**TASK TO CARRY OUT**
Every entry here needs to be repeated exactly.
::: MATERIAL SHOWN
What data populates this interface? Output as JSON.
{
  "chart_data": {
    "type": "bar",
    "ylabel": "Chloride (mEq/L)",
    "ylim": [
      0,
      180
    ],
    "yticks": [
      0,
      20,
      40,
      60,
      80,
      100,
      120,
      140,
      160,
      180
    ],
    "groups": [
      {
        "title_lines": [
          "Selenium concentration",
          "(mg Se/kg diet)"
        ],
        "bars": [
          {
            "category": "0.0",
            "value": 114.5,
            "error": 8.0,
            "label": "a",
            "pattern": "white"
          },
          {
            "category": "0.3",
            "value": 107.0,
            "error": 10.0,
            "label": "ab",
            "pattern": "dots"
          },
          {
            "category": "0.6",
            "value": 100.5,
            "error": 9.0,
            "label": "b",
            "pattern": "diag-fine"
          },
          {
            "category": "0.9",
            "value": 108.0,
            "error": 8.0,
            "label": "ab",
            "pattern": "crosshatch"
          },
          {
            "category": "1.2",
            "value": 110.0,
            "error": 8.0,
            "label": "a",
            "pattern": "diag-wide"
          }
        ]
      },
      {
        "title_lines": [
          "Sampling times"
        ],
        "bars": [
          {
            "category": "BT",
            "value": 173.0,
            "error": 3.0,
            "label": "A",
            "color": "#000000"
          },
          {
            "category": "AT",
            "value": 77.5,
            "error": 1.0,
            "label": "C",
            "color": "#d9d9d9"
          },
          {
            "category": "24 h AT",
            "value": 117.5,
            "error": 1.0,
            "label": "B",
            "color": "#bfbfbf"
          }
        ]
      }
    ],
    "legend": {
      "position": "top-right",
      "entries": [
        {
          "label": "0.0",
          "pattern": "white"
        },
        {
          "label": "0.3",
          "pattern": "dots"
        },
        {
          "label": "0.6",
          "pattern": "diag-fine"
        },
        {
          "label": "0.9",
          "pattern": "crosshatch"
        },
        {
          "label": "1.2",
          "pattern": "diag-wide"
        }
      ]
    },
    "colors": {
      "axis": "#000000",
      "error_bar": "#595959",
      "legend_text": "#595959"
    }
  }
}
::::::
**TASK RESPONSE**
What data populates this interface? Output as JSON.
{
  "chart_data": {
    "type": "bar",
    "ylabel": "Chloride (mEq/L)",
    "ylim": [
      0,
      180
    ],
    "yticks": [
      0,
      20,
      40,
      60,
      80,
      100,
      120,
      140,
      160,
      180
    ],
    "groups": [
      {
        "title_lines": [
          "Selenium concentration",
          "(mg Se/kg diet)"
        ],
        "bars": [
          {
            "category": "0.0",
            "value": 114.5,
            "error": 8.0,
            "label": "a",
            "pattern": "white"
          },
          {
            "category": "0.3",
            "value": 107.0,
            "error": 10.0,
            "label": "ab",
            "pattern": "dots"
          },
          {
            "category": "0.6",
            "value": 100.5,
            "error": 9.0,
            "label": "b",
            "pattern": "diag-fine"
          },
          {
            "category": "0.9",
            "value": 108.0,
            "error": 8.0,
            "label": "ab",
            "pattern": "crosshatch"
          },
          {
            "category": "1.2",
            "value": 110.0,
            "error": 8.0,
            "label": "a",
            "pattern": "diag-wide"
          }
        ]
      },
      {
        "title_lines": [
          "Sampling times"
        ],
        "bars": [
          {
            "category": "BT",
            "value": 173.0,
            "error": 3.0,
            "label": "A",
            "color": "#000000"
          },
          {
            "category": "AT",
            "value": 77.5,
            "error": 1.0,
            "label": "C",
            "color": "#d9d9d9"
          },
          {
            "category": "24 h AT",
            "value": 117.5,
            "error": 1.0,
            "label": "B",
            "color": "#bfbfbf"
          }
        ]
      }
    ],
    "legend": {
      "position": "top-right",
      "entries": [
        {
          "label": "0.0",
          "pattern": "white"
        },
        {
          "label": "0.3",
          "pattern": "dots"
        },
        {
          "label": "0.6",
          "pattern": "diag-fine"
        },
        {
          "label": "0.9",
          "pattern": "crosshatch"
        },
        {
          "label": "1.2",
          "pattern": "diag-wide"
        }
      ]
    },
    "colors": {
      "axis": "#000000",
      "error_bar": "#595959",
      "legend_text": "#595959"
    }
  }
}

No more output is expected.